● WHAT TO DO:
In the forum post about a slow remote JOIN, what database service and version does the poster run on both sides?

I'm trying to fetch data from a remote server with JOIN clause which involves only remote tables, but it is very slow because the planner decides to fetch all data from two tables and merge it locally. When I add WHERE clause it fixes the problem and JOIN is executed fully on a remote server.
Problem is reproducible on small example:
-- remote server
create table test
(
id serial
constraint test_pk
primary key,
name text
);
create table test2
(
test_id int
constraint test2_test_id_fk
references test (id),
info text
);
SELECT Query:
SELECT "test".id FROM "test" JOIN "test2" ON "test"."id"="test2".test_id;
Output from EXPLAIN VERBOSE (on empty tables!):
Merge Join (cost=732.29..1388.59 rows=42778 width=4)
Output: test.id
Merge Cond: (test.id = test2.test_id)
-> Sort (cost=366.15..373.46 rows=2925 width=4)
Output: test.id
Sort Key: test.id
-> Foreign Scan on public.test (cost=100.00..197.75 rows=2925 width=4)
Output: test.id
Remote SQL: SELECT id FROM public.test
-> Sort (cost=366.15..373.46 rows=2925 width=4)
Output: test2.test_id
Sort Key: test2.test_id
-> Foreign Scan on public.test2 (cost=100.00..197.75 rows=2925 width=4)
Output: test2.test_id
Remote SQL: SELECT test_id FROM public.test2
After adding WHERE test.id=1
Foreign Scan (cost=100.00..198.75 rows=225 width=4)
Output: test.id
Relations: (public.test) INNER JOIN (public.test2)
Remote SQL: SELECT r1.id FROM (public.test r1 INNER JOIN public.test2 r2 ON (((r2.test_id = 1)) AND ((r1.id = 1))))
I'm using AWS RDS Postgres v10.18 on both sides.
What is going on? How to force execution on a remote server? I didn't find anything with that problem.
Thanks for any help.

● SUPPLIED INFORMATION:
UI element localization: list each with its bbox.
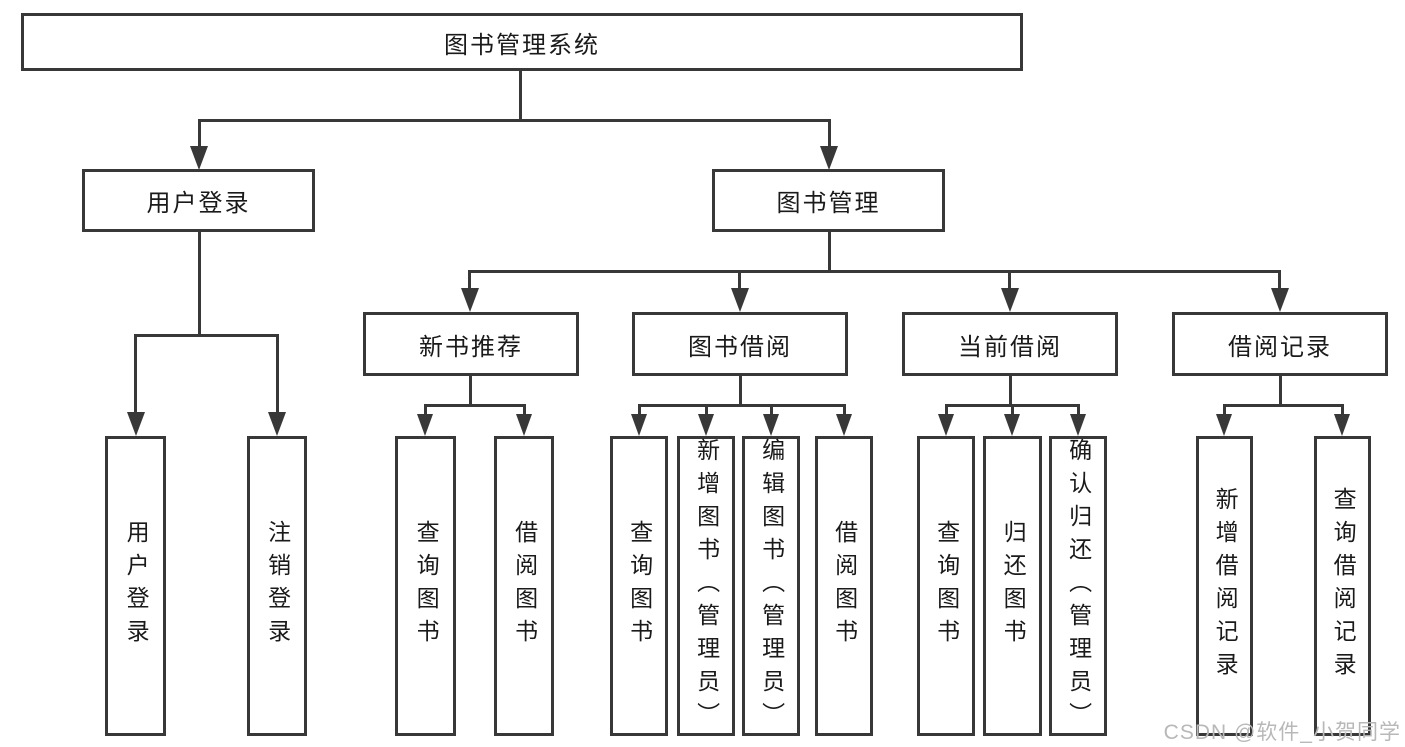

● OUTPUT FOR THIS EXERCISE:
AWS RDS Postgres v10.18